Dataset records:
■ ■ ■ ■
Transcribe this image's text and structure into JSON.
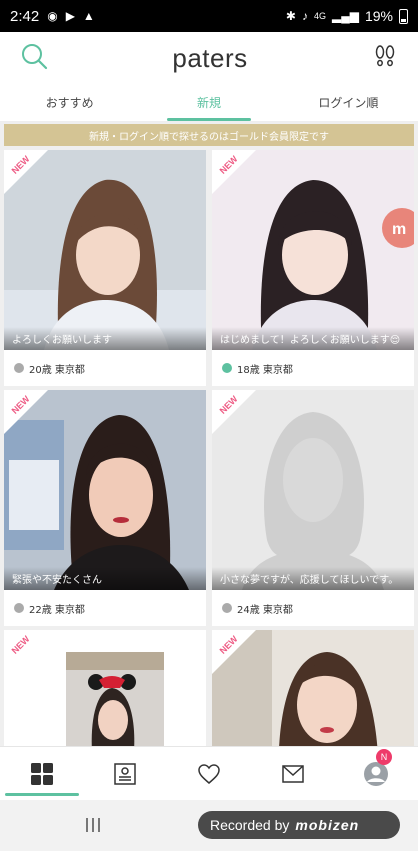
{
  "status": {
    "time": "2:42",
    "network": "4G",
    "battery": "19%"
  },
  "header": {
    "logo": "paters"
  },
  "tabs": [
    {
      "label": "おすすめ",
      "active": false
    },
    {
      "label": "新規",
      "active": true
    },
    {
      "label": "ログイン順",
      "active": false
    }
  ],
  "notice": "新規・ログイン順で探せるのはゴールド会員限定です",
  "cards": [
    {
      "new_label": "NEW",
      "message": "よろしくお願いします",
      "info": "20歳 東京都",
      "online": false
    },
    {
      "new_label": "NEW",
      "message": "はじめまして！よろしくお願いします😌",
      "info": "18歳 東京都",
      "online": true
    },
    {
      "new_label": "NEW",
      "message": "緊張や不安たくさん",
      "info": "22歳 東京都",
      "online": false
    },
    {
      "new_label": "NEW",
      "message": "小さな夢ですが、応援してほしいです。",
      "info": "24歳 東京都",
      "online": false
    },
    {
      "new_label": "NEW",
      "message": "",
      "info": "",
      "online": false
    },
    {
      "new_label": "NEW",
      "message": "",
      "info": "",
      "online": false
    }
  ],
  "bottom_nav": {
    "items": [
      "grid-icon",
      "profile-card-icon",
      "heart-icon",
      "mail-icon",
      "account-icon"
    ],
    "badge": "N"
  },
  "recorder": {
    "text": "Recorded by",
    "brand": "mobizen"
  },
  "colors": {
    "accent": "#5dc1a0",
    "new_pink": "#ee5b84",
    "notice_gold": "#d4c494",
    "badge": "#ee3b6a"
  }
}
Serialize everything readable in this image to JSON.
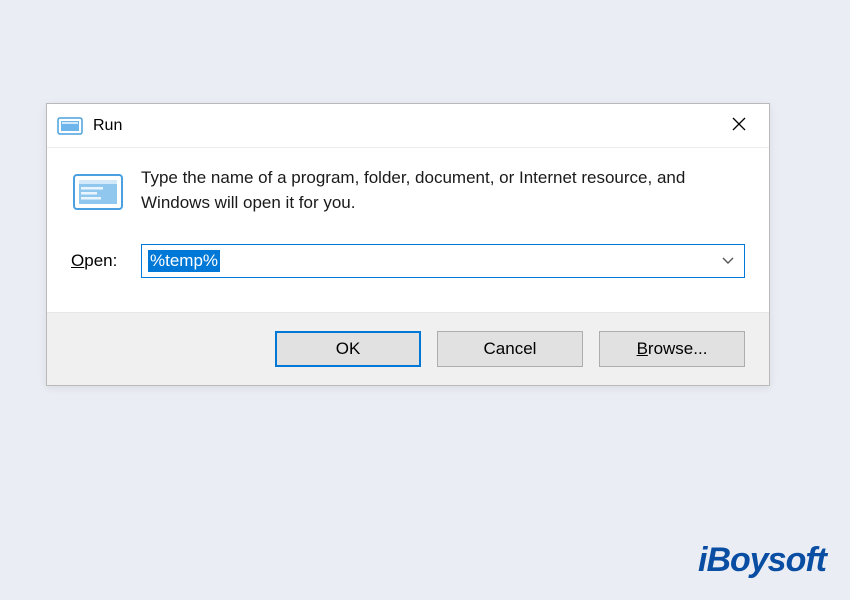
{
  "dialog": {
    "title": "Run",
    "description": "Type the name of a program, folder, document, or Internet resource, and Windows will open it for you.",
    "open_label_accesskey": "O",
    "open_label_rest": "pen:",
    "input_value": "%temp%",
    "buttons": {
      "ok": "OK",
      "cancel": "Cancel",
      "browse_accesskey": "B",
      "browse_rest": "rowse..."
    }
  },
  "watermark": "iBoysoft"
}
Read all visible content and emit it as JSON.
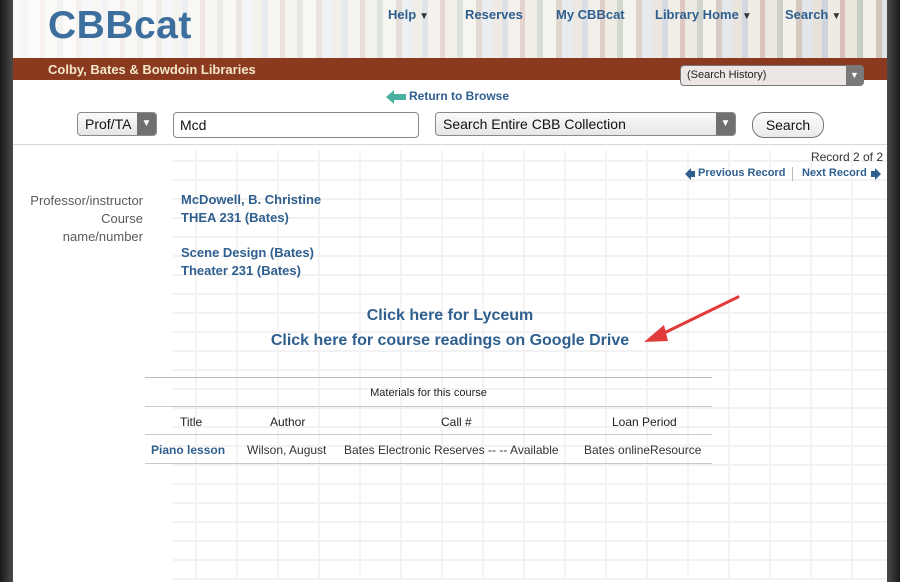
{
  "header": {
    "logo": "CBBcat",
    "nav": [
      {
        "label": "Help",
        "caret": "▼"
      },
      {
        "label": "Reserves"
      },
      {
        "label": "My CBBcat"
      },
      {
        "label": "Library Home",
        "caret": "▼"
      },
      {
        "label": "Search",
        "caret": "▼"
      }
    ],
    "library_name": "Colby, Bates & Bowdoin Libraries",
    "search_history": "(Search History)"
  },
  "return_link": "Return to Browse",
  "search": {
    "type": "Prof/TA",
    "query": "Mcd",
    "scope": "Search Entire CBB Collection",
    "button": "Search"
  },
  "record": {
    "count": "Record 2 of 2",
    "previous": "Previous Record",
    "next": "Next Record",
    "labels": {
      "professor": "Professor/instructor",
      "course_1": "Course",
      "course_2": "name/number"
    },
    "professor": "McDowell, B. Christine",
    "course_numbers": [
      "THEA 231 (Bates)",
      "Scene Design (Bates)",
      "Theater 231 (Bates)"
    ]
  },
  "links": {
    "lyceum": "Click here for Lyceum",
    "drive": "Click here for course readings on Google Drive"
  },
  "materials": {
    "caption": "Materials for this course",
    "headers": [
      "Title",
      "Author",
      "Call #",
      "Loan Period"
    ],
    "rows": [
      {
        "title": "Piano lesson",
        "author": "Wilson, August",
        "call": "Bates Electronic Reserves -- -- Available",
        "loan": "Bates onlineResource"
      }
    ]
  },
  "colors": {
    "link_blue": "#2f5f8f",
    "banner_red": "#8b3a1f",
    "annotation_arrow": "#e23b3b"
  }
}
■ ■ ■ ■
DIRECTIONS FOR THIS TASK: The pictures in the entries should be left out; output everything else exactly.

EXERCISE RESULT:
Transcribe this image's text and structure into JSON.
{
  "status": {
    "time": "2:42",
    "network": "4G",
    "battery": "19%"
  },
  "header": {
    "logo": "paters"
  },
  "tabs": [
    {
      "label": "おすすめ",
      "active": false
    },
    {
      "label": "新規",
      "active": true
    },
    {
      "label": "ログイン順",
      "active": false
    }
  ],
  "notice": "新規・ログイン順で探せるのはゴールド会員限定です",
  "cards": [
    {
      "new_label": "NEW",
      "message": "よろしくお願いします",
      "info": "20歳 東京都",
      "online": false
    },
    {
      "new_label": "NEW",
      "message": "はじめまして！よろしくお願いします😌",
      "info": "18歳 東京都",
      "online": true
    },
    {
      "new_label": "NEW",
      "message": "緊張や不安たくさん",
      "info": "22歳 東京都",
      "online": false
    },
    {
      "new_label": "NEW",
      "message": "小さな夢ですが、応援してほしいです。",
      "info": "24歳 東京都",
      "online": false
    },
    {
      "new_label": "NEW",
      "message": "",
      "info": "",
      "online": false
    },
    {
      "new_label": "NEW",
      "message": "",
      "info": "",
      "online": false
    }
  ],
  "bottom_nav": {
    "items": [
      "grid-icon",
      "profile-card-icon",
      "heart-icon",
      "mail-icon",
      "account-icon"
    ],
    "badge": "N"
  },
  "recorder": {
    "text": "Recorded by",
    "brand": "mobizen"
  },
  "colors": {
    "accent": "#5dc1a0",
    "new_pink": "#ee5b84",
    "notice_gold": "#d4c494",
    "badge": "#ee3b6a"
  }
}
Serialize everything readable in this image to JSON.
{
  "dialog": {
    "title": "Run",
    "description": "Type the name of a program, folder, document, or Internet resource, and Windows will open it for you.",
    "open_label_accesskey": "O",
    "open_label_rest": "pen:",
    "input_value": "%temp%",
    "buttons": {
      "ok": "OK",
      "cancel": "Cancel",
      "browse_accesskey": "B",
      "browse_rest": "rowse..."
    }
  },
  "watermark": "iBoysoft"
}
Read all visible content and emit it as JSON.
{
  "header": {
    "logo": "CBBcat",
    "nav": [
      {
        "label": "Help",
        "caret": "▼"
      },
      {
        "label": "Reserves"
      },
      {
        "label": "My CBBcat"
      },
      {
        "label": "Library Home",
        "caret": "▼"
      },
      {
        "label": "Search",
        "caret": "▼"
      }
    ],
    "library_name": "Colby, Bates & Bowdoin Libraries",
    "search_history": "(Search History)"
  },
  "return_link": "Return to Browse",
  "search": {
    "type": "Prof/TA",
    "query": "Mcd",
    "scope": "Search Entire CBB Collection",
    "button": "Search"
  },
  "record": {
    "count": "Record 2 of 2",
    "previous": "Previous Record",
    "next": "Next Record",
    "labels": {
      "professor": "Professor/instructor",
      "course_1": "Course",
      "course_2": "name/number"
    },
    "professor": "McDowell, B. Christine",
    "course_numbers": [
      "THEA 231 (Bates)",
      "Scene Design (Bates)",
      "Theater 231 (Bates)"
    ]
  },
  "links": {
    "lyceum": "Click here for Lyceum",
    "drive": "Click here for course readings on Google Drive"
  },
  "materials": {
    "caption": "Materials for this course",
    "headers": [
      "Title",
      "Author",
      "Call #",
      "Loan Period"
    ],
    "rows": [
      {
        "title": "Piano lesson",
        "author": "Wilson, August",
        "call": "Bates Electronic Reserves -- -- Available",
        "loan": "Bates onlineResource"
      }
    ]
  },
  "colors": {
    "link_blue": "#2f5f8f",
    "banner_red": "#8b3a1f",
    "annotation_arrow": "#e23b3b"
  }
}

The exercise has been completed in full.